* [WHAT TO PRODUCE] Scan the listing below for the word "title" and state how many lines hold it. Write nothing but the number.

* [DATA SUPPLIED]
◆ ◆ ◆ ◆
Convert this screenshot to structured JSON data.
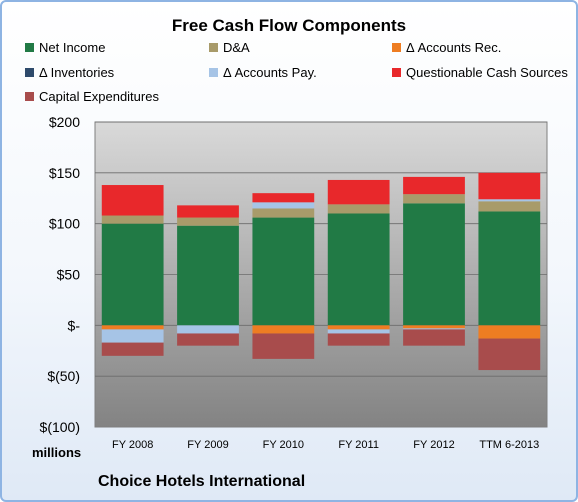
{
  "chart_data": {
    "type": "bar",
    "stacked": true,
    "title": "Free Cash Flow Components",
    "categories": [
      "FY 2008",
      "FY 2009",
      "FY 2010",
      "FY 2011",
      "FY 2012",
      "TTM 6-2013"
    ],
    "y_unit_label": "millions",
    "ylim": [
      -100,
      200
    ],
    "yticks": [
      200,
      150,
      100,
      50,
      0,
      -50,
      -100
    ],
    "ytick_labels": [
      "$200",
      "$150",
      "$100",
      "$50",
      "$-",
      "$(50)",
      "$(100)"
    ],
    "grid": true,
    "legend_position": "top",
    "series": [
      {
        "name": "Net Income",
        "color": "#217a45",
        "values": [
          100,
          98,
          106,
          110,
          120,
          112
        ]
      },
      {
        "name": "D&A",
        "color": "#a89b6a",
        "values": [
          8,
          8,
          9,
          9,
          9,
          10
        ]
      },
      {
        "name": "Δ Accounts Rec.",
        "color": "#ee7d22",
        "values": [
          -4,
          0,
          -8,
          -4,
          -3,
          -13
        ]
      },
      {
        "name": "Δ Inventories",
        "color": "#2e4a6b",
        "values": [
          0,
          0,
          0,
          0,
          0,
          0
        ]
      },
      {
        "name": "Δ Accounts Pay.",
        "color": "#a6c4e6",
        "values": [
          -13,
          -8,
          6,
          -4,
          -1,
          2
        ]
      },
      {
        "name": "Questionable Cash Sources",
        "color": "#e8282b",
        "values": [
          30,
          12,
          9,
          24,
          17,
          26
        ]
      },
      {
        "name": "Capital Expenditures",
        "color": "#a84c4c",
        "values": [
          -13,
          -12,
          -25,
          -12,
          -16,
          -31
        ]
      }
    ]
  },
  "footer": {
    "company": "Choice Hotels International"
  }
}
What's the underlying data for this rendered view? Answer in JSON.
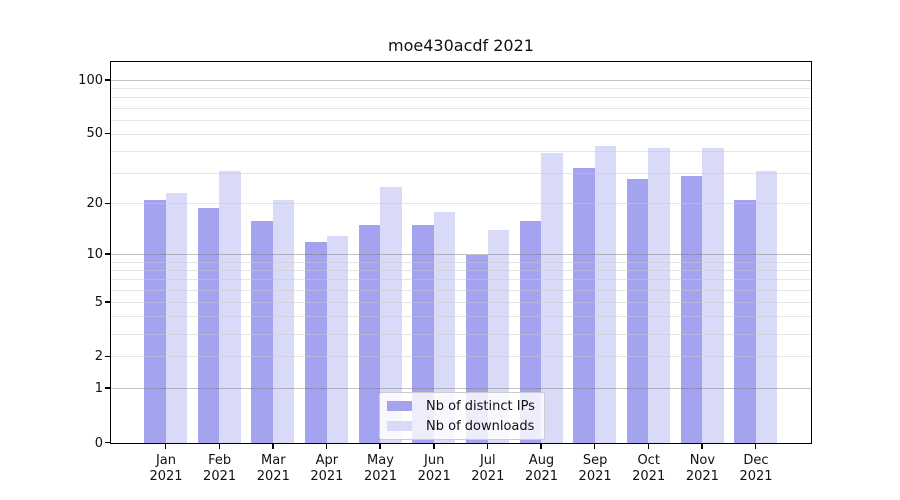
{
  "title": "moe430acdf 2021",
  "chart_data": {
    "type": "bar",
    "title": "moe430acdf 2021",
    "categories": [
      "Jan",
      "Feb",
      "Mar",
      "Apr",
      "May",
      "Jun",
      "Jul",
      "Aug",
      "Sep",
      "Oct",
      "Nov",
      "Dec"
    ],
    "year_label": "2021",
    "series": [
      {
        "name": "Nb of distinct IPs",
        "color": "#a3a3ef",
        "values": [
          21,
          19,
          16,
          12,
          15,
          15,
          10,
          16,
          32,
          28,
          29,
          21
        ]
      },
      {
        "name": "Nb of downloads",
        "color": "#d9d9f8",
        "values": [
          23,
          31,
          21,
          13,
          25,
          18,
          14,
          39,
          43,
          42,
          42,
          31
        ]
      }
    ],
    "xlabel": "",
    "ylabel": "",
    "y_scale": "log1p",
    "ylim": [
      0,
      125
    ],
    "y_ticks": [
      0,
      1,
      2,
      5,
      10,
      20,
      50,
      100
    ],
    "grid": true,
    "grid_minor_values": [
      2,
      3,
      4,
      5,
      6,
      7,
      8,
      9,
      20,
      30,
      40,
      50,
      60,
      70,
      80,
      90
    ],
    "grid_major_values": [
      1,
      10,
      100
    ],
    "legend_position": "lower center",
    "colors": {
      "axis": "#000000",
      "grid_major": "#c2c2c2",
      "grid_minor": "#e8e8e8"
    }
  }
}
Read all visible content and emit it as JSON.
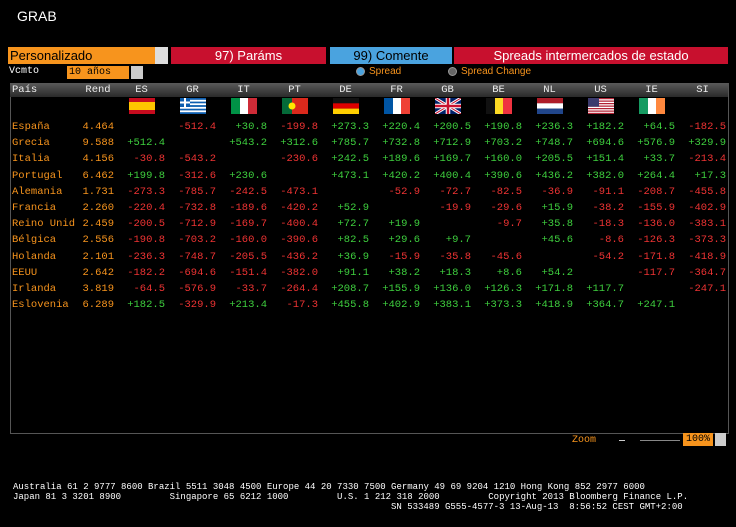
{
  "header": {
    "title": "GRAB"
  },
  "toolbar": {
    "preset": "Personalizado",
    "params": "97) Paráms",
    "comment": "99) Comente",
    "heading": "Spreads intermercados de estado"
  },
  "options": {
    "maturity_label": "Vcmto",
    "maturity": "10 años",
    "modes": [
      "Spread",
      "Spread Change"
    ]
  },
  "table": {
    "columns": [
      "País",
      "Rend",
      "ES",
      "GR",
      "IT",
      "PT",
      "DE",
      "FR",
      "GB",
      "BE",
      "NL",
      "US",
      "IE",
      "SI"
    ],
    "rows": [
      [
        "España",
        "4.464",
        null,
        "-512.4",
        "+30.8",
        "-199.8",
        "+273.3",
        "+220.4",
        "+200.5",
        "+190.8",
        "+236.3",
        "+182.2",
        "+64.5",
        "-182.5"
      ],
      [
        "Grecia",
        "9.588",
        "+512.4",
        null,
        "+543.2",
        "+312.6",
        "+785.7",
        "+732.8",
        "+712.9",
        "+703.2",
        "+748.7",
        "+694.6",
        "+576.9",
        "+329.9"
      ],
      [
        "Italia",
        "4.156",
        "-30.8",
        "-543.2",
        null,
        "-230.6",
        "+242.5",
        "+189.6",
        "+169.7",
        "+160.0",
        "+205.5",
        "+151.4",
        "+33.7",
        "-213.4"
      ],
      [
        "Portugal",
        "6.462",
        "+199.8",
        "-312.6",
        "+230.6",
        null,
        "+473.1",
        "+420.2",
        "+400.4",
        "+390.6",
        "+436.2",
        "+382.0",
        "+264.4",
        "+17.3"
      ],
      [
        "Alemania",
        "1.731",
        "-273.3",
        "-785.7",
        "-242.5",
        "-473.1",
        null,
        "-52.9",
        "-72.7",
        "-82.5",
        "-36.9",
        "-91.1",
        "-208.7",
        "-455.8"
      ],
      [
        "Francia",
        "2.260",
        "-220.4",
        "-732.8",
        "-189.6",
        "-420.2",
        "+52.9",
        null,
        "-19.9",
        "-29.6",
        "+15.9",
        "-38.2",
        "-155.9",
        "-402.9"
      ],
      [
        "Reino Unid",
        "2.459",
        "-200.5",
        "-712.9",
        "-169.7",
        "-400.4",
        "+72.7",
        "+19.9",
        null,
        "-9.7",
        "+35.8",
        "-18.3",
        "-136.0",
        "-383.1"
      ],
      [
        "Bélgica",
        "2.556",
        "-190.8",
        "-703.2",
        "-160.0",
        "-390.6",
        "+82.5",
        "+29.6",
        "+9.7",
        null,
        "+45.6",
        "-8.6",
        "-126.3",
        "-373.3"
      ],
      [
        "Holanda",
        "2.101",
        "-236.3",
        "-748.7",
        "-205.5",
        "-436.2",
        "+36.9",
        "-15.9",
        "-35.8",
        "-45.6",
        null,
        "-54.2",
        "-171.8",
        "-418.9"
      ],
      [
        "EEUU",
        "2.642",
        "-182.2",
        "-694.6",
        "-151.4",
        "-382.0",
        "+91.1",
        "+38.2",
        "+18.3",
        "+8.6",
        "+54.2",
        null,
        "-117.7",
        "-364.7"
      ],
      [
        "Irlanda",
        "3.819",
        "-64.5",
        "-576.9",
        "-33.7",
        "-264.4",
        "+208.7",
        "+155.9",
        "+136.0",
        "+126.3",
        "+171.8",
        "+117.7",
        null,
        "-247.1"
      ],
      [
        "Eslovenia",
        "6.289",
        "+182.5",
        "-329.9",
        "+213.4",
        "-17.3",
        "+455.8",
        "+402.9",
        "+383.1",
        "+373.3",
        "+418.9",
        "+364.7",
        "+247.1",
        null
      ]
    ]
  },
  "zoom": {
    "label": "Zoom",
    "value": "100%"
  },
  "footer": {
    "lines": [
      "Australia 61 2 9777 8600 Brazil 5511 3048 4500 Europe 44 20 7330 7500 Germany 49 69 9204 1210 Hong Kong 852 2977 6000",
      "Japan 81 3 3201 8900         Singapore 65 6212 1000         U.S. 1 212 318 2000         Copyright 2013 Bloomberg Finance L.P.",
      "SN 533489 G555-4577-3 13-Aug-13  8:56:52 CEST GMT+2:00"
    ]
  }
}
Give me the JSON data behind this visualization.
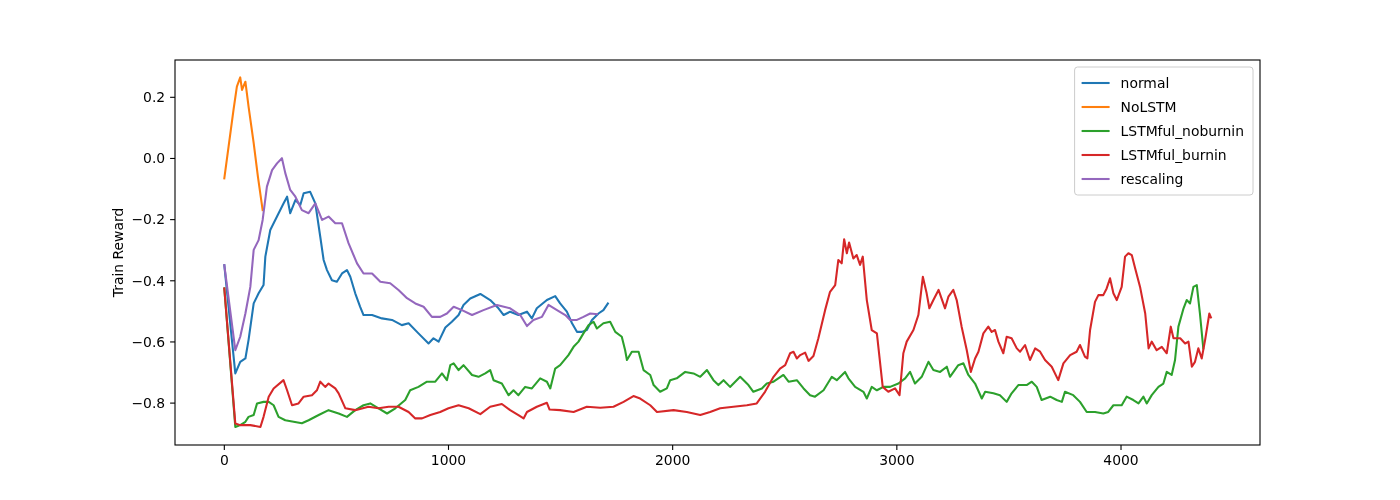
◆ ◆ ◆ ◆
* [SOLUTION BELOW] 4